::: LISTED RECORDS

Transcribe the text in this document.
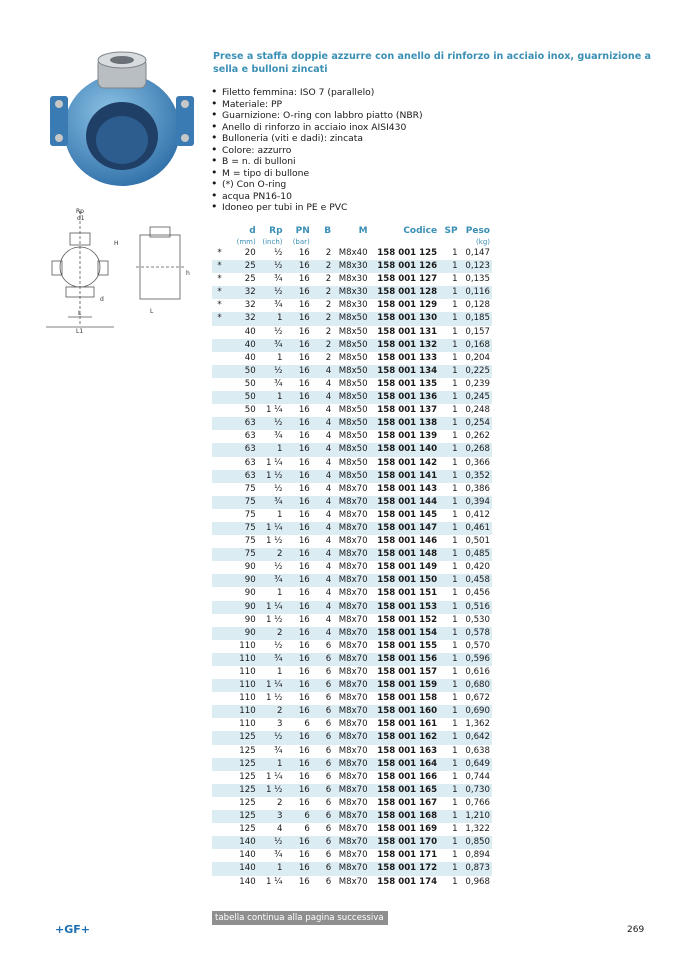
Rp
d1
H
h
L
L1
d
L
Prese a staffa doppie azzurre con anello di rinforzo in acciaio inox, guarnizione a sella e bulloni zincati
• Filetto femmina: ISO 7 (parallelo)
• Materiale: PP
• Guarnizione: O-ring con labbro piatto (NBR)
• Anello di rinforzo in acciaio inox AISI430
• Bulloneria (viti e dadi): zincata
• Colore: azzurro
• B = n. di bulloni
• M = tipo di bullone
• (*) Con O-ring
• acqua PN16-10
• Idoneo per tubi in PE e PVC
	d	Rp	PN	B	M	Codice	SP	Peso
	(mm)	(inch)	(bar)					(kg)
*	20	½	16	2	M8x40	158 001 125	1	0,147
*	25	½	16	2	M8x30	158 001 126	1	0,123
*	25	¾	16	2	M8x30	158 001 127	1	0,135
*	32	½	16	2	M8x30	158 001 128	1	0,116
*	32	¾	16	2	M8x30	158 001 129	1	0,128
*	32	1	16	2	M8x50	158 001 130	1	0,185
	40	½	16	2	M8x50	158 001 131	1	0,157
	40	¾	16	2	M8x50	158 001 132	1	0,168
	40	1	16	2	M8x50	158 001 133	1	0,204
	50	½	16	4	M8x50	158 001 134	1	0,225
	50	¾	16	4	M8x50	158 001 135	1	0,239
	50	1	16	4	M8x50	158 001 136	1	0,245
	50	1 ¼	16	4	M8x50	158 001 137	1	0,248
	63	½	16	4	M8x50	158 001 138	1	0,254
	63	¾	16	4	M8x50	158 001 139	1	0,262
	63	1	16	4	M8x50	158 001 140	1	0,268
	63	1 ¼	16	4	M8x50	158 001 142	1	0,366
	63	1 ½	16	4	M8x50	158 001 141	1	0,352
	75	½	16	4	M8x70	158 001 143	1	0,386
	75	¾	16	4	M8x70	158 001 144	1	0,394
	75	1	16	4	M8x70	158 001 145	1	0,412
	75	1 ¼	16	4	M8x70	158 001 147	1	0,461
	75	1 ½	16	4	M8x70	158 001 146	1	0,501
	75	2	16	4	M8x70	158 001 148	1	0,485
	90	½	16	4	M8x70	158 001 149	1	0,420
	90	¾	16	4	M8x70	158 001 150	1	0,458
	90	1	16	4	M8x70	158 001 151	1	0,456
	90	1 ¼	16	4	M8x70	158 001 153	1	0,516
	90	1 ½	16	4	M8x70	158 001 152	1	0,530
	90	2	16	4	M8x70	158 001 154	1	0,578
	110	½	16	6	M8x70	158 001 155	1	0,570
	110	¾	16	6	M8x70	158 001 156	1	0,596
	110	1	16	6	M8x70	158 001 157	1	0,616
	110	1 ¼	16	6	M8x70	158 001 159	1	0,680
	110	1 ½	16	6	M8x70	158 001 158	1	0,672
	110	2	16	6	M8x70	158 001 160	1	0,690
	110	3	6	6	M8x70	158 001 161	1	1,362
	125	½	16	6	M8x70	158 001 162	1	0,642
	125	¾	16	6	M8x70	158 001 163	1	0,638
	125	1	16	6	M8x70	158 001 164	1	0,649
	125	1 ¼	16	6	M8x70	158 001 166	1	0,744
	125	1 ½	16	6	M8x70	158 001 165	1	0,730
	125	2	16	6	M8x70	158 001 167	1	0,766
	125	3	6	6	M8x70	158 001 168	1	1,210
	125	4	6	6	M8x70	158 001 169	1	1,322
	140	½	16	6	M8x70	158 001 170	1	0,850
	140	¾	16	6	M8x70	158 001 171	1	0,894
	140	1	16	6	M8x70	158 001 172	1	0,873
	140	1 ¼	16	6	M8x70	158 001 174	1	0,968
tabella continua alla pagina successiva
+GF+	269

::::::

Reproduce the listing above exactly, excluding all pictures.

Transcribe the text in this document.
Rp
d1
H
h
L
L1
d
L
Prese a staffa doppie azzurre con anello di rinforzo in acciaio inox, guarnizione a sella e bulloni zincati
• Filetto femmina: ISO 7 (parallelo)
• Materiale: PP
• Guarnizione: O-ring con labbro piatto (NBR)
• Anello di rinforzo in acciaio inox AISI430
• Bulloneria (viti e dadi): zincata
• Colore: azzurro
• B = n. di bulloni
• M = tipo di bullone
• (*) Con O-ring
• acqua PN16-10
• Idoneo per tubi in PE e PVC
	d	Rp	PN	B	M	Codice	SP	Peso
	(mm)	(inch)	(bar)					(kg)
*	20	½	16	2	M8x40	158 001 125	1	0,147
*	25	½	16	2	M8x30	158 001 126	1	0,123
*	25	¾	16	2	M8x30	158 001 127	1	0,135
*	32	½	16	2	M8x30	158 001 128	1	0,116
*	32	¾	16	2	M8x30	158 001 129	1	0,128
*	32	1	16	2	M8x50	158 001 130	1	0,185
	40	½	16	2	M8x50	158 001 131	1	0,157
	40	¾	16	2	M8x50	158 001 132	1	0,168
	40	1	16	2	M8x50	158 001 133	1	0,204
	50	½	16	4	M8x50	158 001 134	1	0,225
	50	¾	16	4	M8x50	158 001 135	1	0,239
	50	1	16	4	M8x50	158 001 136	1	0,245
	50	1 ¼	16	4	M8x50	158 001 137	1	0,248
	63	½	16	4	M8x50	158 001 138	1	0,254
	63	¾	16	4	M8x50	158 001 139	1	0,262
	63	1	16	4	M8x50	158 001 140	1	0,268
	63	1 ¼	16	4	M8x50	158 001 142	1	0,366
	63	1 ½	16	4	M8x50	158 001 141	1	0,352
	75	½	16	4	M8x70	158 001 143	1	0,386
	75	¾	16	4	M8x70	158 001 144	1	0,394
	75	1	16	4	M8x70	158 001 145	1	0,412
	75	1 ¼	16	4	M8x70	158 001 147	1	0,461
	75	1 ½	16	4	M8x70	158 001 146	1	0,501
	75	2	16	4	M8x70	158 001 148	1	0,485
	90	½	16	4	M8x70	158 001 149	1	0,420
	90	¾	16	4	M8x70	158 001 150	1	0,458
	90	1	16	4	M8x70	158 001 151	1	0,456
	90	1 ¼	16	4	M8x70	158 001 153	1	0,516
	90	1 ½	16	4	M8x70	158 001 152	1	0,530
	90	2	16	4	M8x70	158 001 154	1	0,578
	110	½	16	6	M8x70	158 001 155	1	0,570
	110	¾	16	6	M8x70	158 001 156	1	0,596
	110	1	16	6	M8x70	158 001 157	1	0,616
	110	1 ¼	16	6	M8x70	158 001 159	1	0,680
	110	1 ½	16	6	M8x70	158 001 158	1	0,672
	110	2	16	6	M8x70	158 001 160	1	0,690
	110	3	6	6	M8x70	158 001 161	1	1,362
	125	½	16	6	M8x70	158 001 162	1	0,642
	125	¾	16	6	M8x70	158 001 163	1	0,638
	125	1	16	6	M8x70	158 001 164	1	0,649
	125	1 ¼	16	6	M8x70	158 001 166	1	0,744
	125	1 ½	16	6	M8x70	158 001 165	1	0,730
	125	2	16	6	M8x70	158 001 167	1	0,766
	125	3	6	6	M8x70	158 001 168	1	1,210
	125	4	6	6	M8x70	158 001 169	1	1,322
	140	½	16	6	M8x70	158 001 170	1	0,850
	140	¾	16	6	M8x70	158 001 171	1	0,894
	140	1	16	6	M8x70	158 001 172	1	0,873
	140	1 ¼	16	6	M8x70	158 001 174	1	0,968
tabella continua alla pagina successiva
+GF+	269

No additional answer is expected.